◆ **Exercise prompt**
Copy the data that follows exactly. Include no pictures.

◆ **Given information**
»»
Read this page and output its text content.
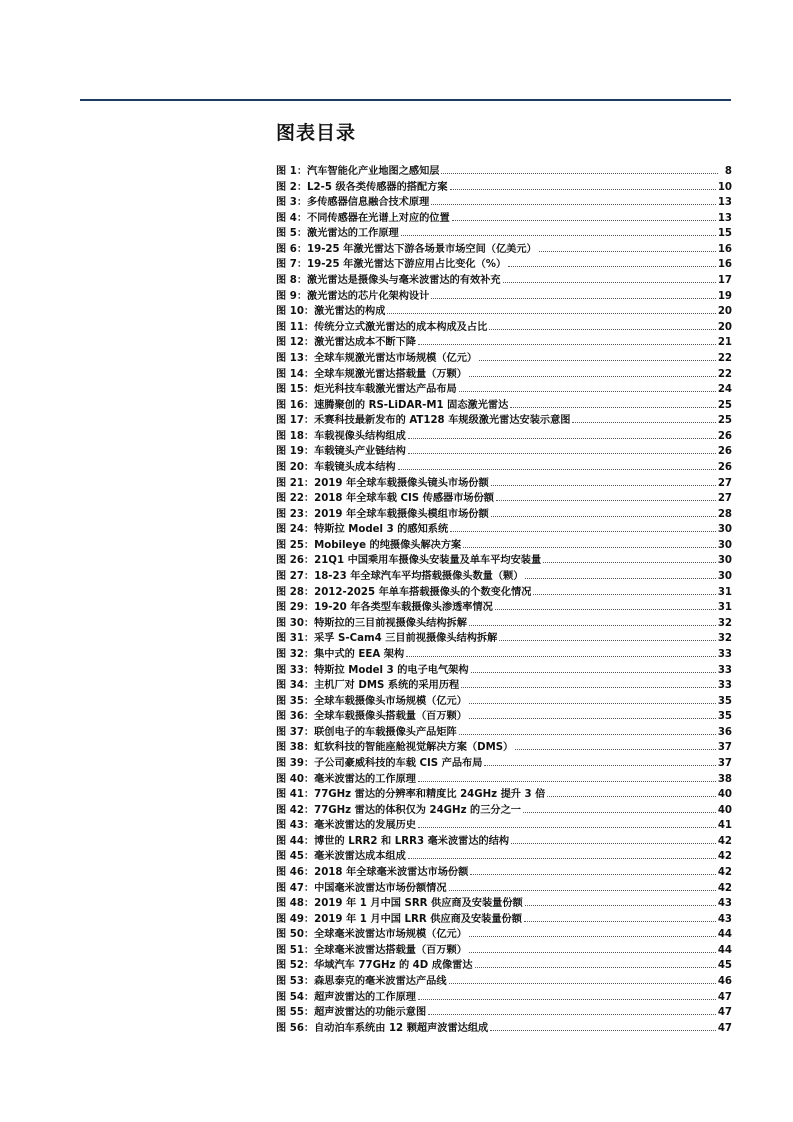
图表目录
图 1： 汽车智能化产业地图之感知层	8
图 2： L2-5 级各类传感器的搭配方案	10
图 3： 多传感器信息融合技术原理	13
图 4： 不同传感器在光谱上对应的位置	13
图 5： 激光雷达的工作原理	15
图 6： 19-25 年激光雷达下游各场景市场空间（亿美元）	16
图 7： 19-25 年激光雷达下游应用占比变化（%）	16
图 8： 激光雷达是摄像头与毫米波雷达的有效补充	17
图 9： 激光雷达的芯片化架构设计	19
图 10： 激光雷达的构成	20
图 11： 传统分立式激光雷达的成本构成及占比	20
图 12： 激光雷达成本不断下降	21
图 13： 全球车规激光雷达市场规模（亿元）	22
图 14： 全球车规激光雷达搭载量（万颗）	22
图 15： 炬光科技车载激光雷达产品布局	24
图 16： 速腾聚创的 RS-LiDAR-M1 固态激光雷达	25
图 17： 禾赛科技最新发布的 AT128 车规级激光雷达安装示意图	25
图 18： 车载视像头结构组成	26
图 19： 车载镜头产业链结构	26
图 20： 车载镜头成本结构	26
图 21： 2019 年全球车载摄像头镜头市场份额	27
图 22： 2018 年全球车载 CIS 传感器市场份额	27
图 23： 2019 年全球车载摄像头模组市场份额	28
图 24： 特斯拉 Model 3 的感知系统	30
图 25： Mobileye 的纯摄像头解决方案	30
图 26： 21Q1 中国乘用车摄像头安装量及单车平均安装量	30
图 27： 18-23 年全球汽车平均搭载摄像头数量（颗）	30
图 28： 2012-2025 年单车搭载摄像头的个数变化情况	31
图 29： 19-20 年各类型车载摄像头渗透率情况	31
图 30： 特斯拉的三目前视摄像头结构拆解	32
图 31： 采孚 S-Cam4 三目前视摄像头结构拆解	32
图 32： 集中式的 EEA 架构	33
图 33： 特斯拉 Model 3 的电子电气架构	33
图 34： 主机厂对 DMS 系统的采用历程	33
图 35： 全球车载摄像头市场规模（亿元）	35
图 36： 全球车载摄像头搭载量（百万颗）	35
图 37： 联创电子的车载摄像头产品矩阵	36
图 38： 虹软科技的智能座舱视觉解决方案（DMS）	37
图 39： 子公司豪威科技的车载 CIS 产品布局	37
图 40： 毫米波雷达的工作原理	38
图 41： 77GHz 雷达的分辨率和精度比 24GHz 提升 3 倍	40
图 42： 77GHz 雷达的体积仅为 24GHz 的三分之一	40
图 43： 毫米波雷达的发展历史	41
图 44： 博世的 LRR2 和 LRR3 毫米波雷达的结构	42
图 45： 毫米波雷达成本组成	42
图 46： 2018 年全球毫米波雷达市场份额	42
图 47： 中国毫米波雷达市场份额情况	42
图 48： 2019 年 1 月中国 SRR 供应商及安装量份额	43
图 49： 2019 年 1 月中国 LRR 供应商及安装量份额	43
图 50： 全球毫米波雷达市场规模（亿元）	44
图 51： 全球毫米波雷达搭载量（百万颗）	44
图 52： 华域汽车 77GHz 的 4D 成像雷达	45
图 53： 森思泰克的毫米波雷达产品线	46
图 54： 超声波雷达的工作原理	47
图 55： 超声波雷达的功能示意图	47
图 56： 自动泊车系统由 12 颗超声波雷达组成	47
««
◆ **Reply**
Read this page and output its text content.
图表目录
图 1： 汽车智能化产业地图之感知层	8
图 2： L2-5 级各类传感器的搭配方案	10
图 3： 多传感器信息融合技术原理	13
图 4： 不同传感器在光谱上对应的位置	13
图 5： 激光雷达的工作原理	15
图 6： 19-25 年激光雷达下游各场景市场空间（亿美元）	16
图 7： 19-25 年激光雷达下游应用占比变化（%）	16
图 8： 激光雷达是摄像头与毫米波雷达的有效补充	17
图 9： 激光雷达的芯片化架构设计	19
图 10： 激光雷达的构成	20
图 11： 传统分立式激光雷达的成本构成及占比	20
图 12： 激光雷达成本不断下降	21
图 13： 全球车规激光雷达市场规模（亿元）	22
图 14： 全球车规激光雷达搭载量（万颗）	22
图 15： 炬光科技车载激光雷达产品布局	24
图 16： 速腾聚创的 RS-LiDAR-M1 固态激光雷达	25
图 17： 禾赛科技最新发布的 AT128 车规级激光雷达安装示意图	25
图 18： 车载视像头结构组成	26
图 19： 车载镜头产业链结构	26
图 20： 车载镜头成本结构	26
图 21： 2019 年全球车载摄像头镜头市场份额	27
图 22： 2018 年全球车载 CIS 传感器市场份额	27
图 23： 2019 年全球车载摄像头模组市场份额	28
图 24： 特斯拉 Model 3 的感知系统	30
图 25： Mobileye 的纯摄像头解决方案	30
图 26： 21Q1 中国乘用车摄像头安装量及单车平均安装量	30
图 27： 18-23 年全球汽车平均搭载摄像头数量（颗）	30
图 28： 2012-2025 年单车搭载摄像头的个数变化情况	31
图 29： 19-20 年各类型车载摄像头渗透率情况	31
图 30： 特斯拉的三目前视摄像头结构拆解	32
图 31： 采孚 S-Cam4 三目前视摄像头结构拆解	32
图 32： 集中式的 EEA 架构	33
图 33： 特斯拉 Model 3 的电子电气架构	33
图 34： 主机厂对 DMS 系统的采用历程	33
图 35： 全球车载摄像头市场规模（亿元）	35
图 36： 全球车载摄像头搭载量（百万颗）	35
图 37： 联创电子的车载摄像头产品矩阵	36
图 38： 虹软科技的智能座舱视觉解决方案（DMS）	37
图 39： 子公司豪威科技的车载 CIS 产品布局	37
图 40： 毫米波雷达的工作原理	38
图 41： 77GHz 雷达的分辨率和精度比 24GHz 提升 3 倍	40
图 42： 77GHz 雷达的体积仅为 24GHz 的三分之一	40
图 43： 毫米波雷达的发展历史	41
图 44： 博世的 LRR2 和 LRR3 毫米波雷达的结构	42
图 45： 毫米波雷达成本组成	42
图 46： 2018 年全球毫米波雷达市场份额	42
图 47： 中国毫米波雷达市场份额情况	42
图 48： 2019 年 1 月中国 SRR 供应商及安装量份额	43
图 49： 2019 年 1 月中国 LRR 供应商及安装量份额	43
图 50： 全球毫米波雷达市场规模（亿元）	44
图 51： 全球毫米波雷达搭载量（百万颗）	44
图 52： 华域汽车 77GHz 的 4D 成像雷达	45
图 53： 森思泰克的毫米波雷达产品线	46
图 54： 超声波雷达的工作原理	47
图 55： 超声波雷达的功能示意图	47
图 56： 自动泊车系统由 12 颗超声波雷达组成	47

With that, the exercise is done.